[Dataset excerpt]
-------

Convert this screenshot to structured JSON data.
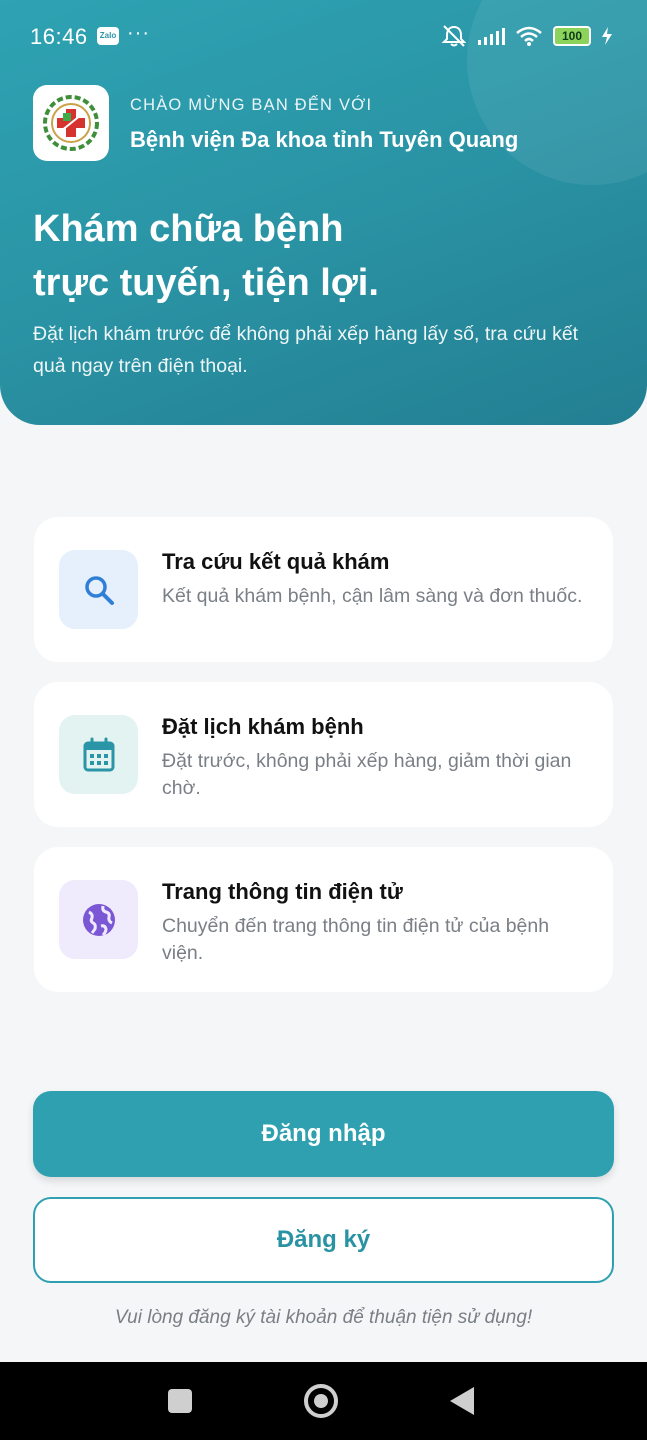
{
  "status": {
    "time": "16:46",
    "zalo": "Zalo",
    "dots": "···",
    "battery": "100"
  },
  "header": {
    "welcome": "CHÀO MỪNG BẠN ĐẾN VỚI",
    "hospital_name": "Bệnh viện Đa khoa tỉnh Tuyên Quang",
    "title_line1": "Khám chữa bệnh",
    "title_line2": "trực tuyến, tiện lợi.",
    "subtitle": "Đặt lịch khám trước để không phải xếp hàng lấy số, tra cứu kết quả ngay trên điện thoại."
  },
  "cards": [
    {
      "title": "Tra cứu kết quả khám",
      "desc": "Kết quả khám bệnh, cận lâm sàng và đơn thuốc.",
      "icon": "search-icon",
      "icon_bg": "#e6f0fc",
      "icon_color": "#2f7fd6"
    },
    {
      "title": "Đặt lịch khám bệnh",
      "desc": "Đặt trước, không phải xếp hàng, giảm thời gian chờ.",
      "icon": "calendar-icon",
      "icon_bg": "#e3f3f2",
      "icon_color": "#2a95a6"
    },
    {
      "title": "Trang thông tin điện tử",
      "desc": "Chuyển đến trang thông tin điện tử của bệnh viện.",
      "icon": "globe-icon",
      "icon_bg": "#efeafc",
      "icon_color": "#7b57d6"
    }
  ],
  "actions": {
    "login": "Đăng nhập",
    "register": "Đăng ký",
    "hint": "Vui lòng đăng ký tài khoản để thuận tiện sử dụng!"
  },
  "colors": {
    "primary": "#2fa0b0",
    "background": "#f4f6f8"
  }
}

-------

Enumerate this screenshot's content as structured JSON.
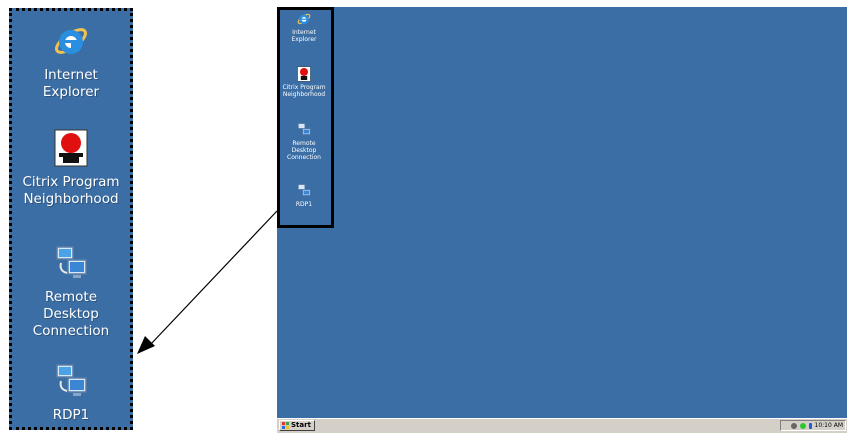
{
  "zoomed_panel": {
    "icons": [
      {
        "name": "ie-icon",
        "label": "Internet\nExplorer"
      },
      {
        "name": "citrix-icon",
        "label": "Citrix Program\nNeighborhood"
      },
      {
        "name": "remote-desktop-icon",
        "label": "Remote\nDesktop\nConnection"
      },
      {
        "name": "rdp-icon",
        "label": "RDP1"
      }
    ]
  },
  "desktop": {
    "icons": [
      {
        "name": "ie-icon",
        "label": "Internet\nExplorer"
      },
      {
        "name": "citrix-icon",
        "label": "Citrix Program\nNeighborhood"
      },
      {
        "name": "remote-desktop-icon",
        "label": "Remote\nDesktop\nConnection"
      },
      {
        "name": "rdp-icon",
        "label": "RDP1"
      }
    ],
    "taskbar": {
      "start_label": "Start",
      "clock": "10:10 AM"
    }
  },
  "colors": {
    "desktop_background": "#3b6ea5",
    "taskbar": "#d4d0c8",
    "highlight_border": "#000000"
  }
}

-------

◆ **TASK STATEMENT**
Go over the data above and copy every line that has the word "phải" in it.

◆ **OUTPUT OF THE EXERCISE**
    "subtitle": "Đặt lịch khám trước để không phải xếp hàng lấy số, tra cứu kết quả ngay trên điện thoại."
      "desc": "Đặt trước, không phải xếp hàng, giảm thời gian chờ.",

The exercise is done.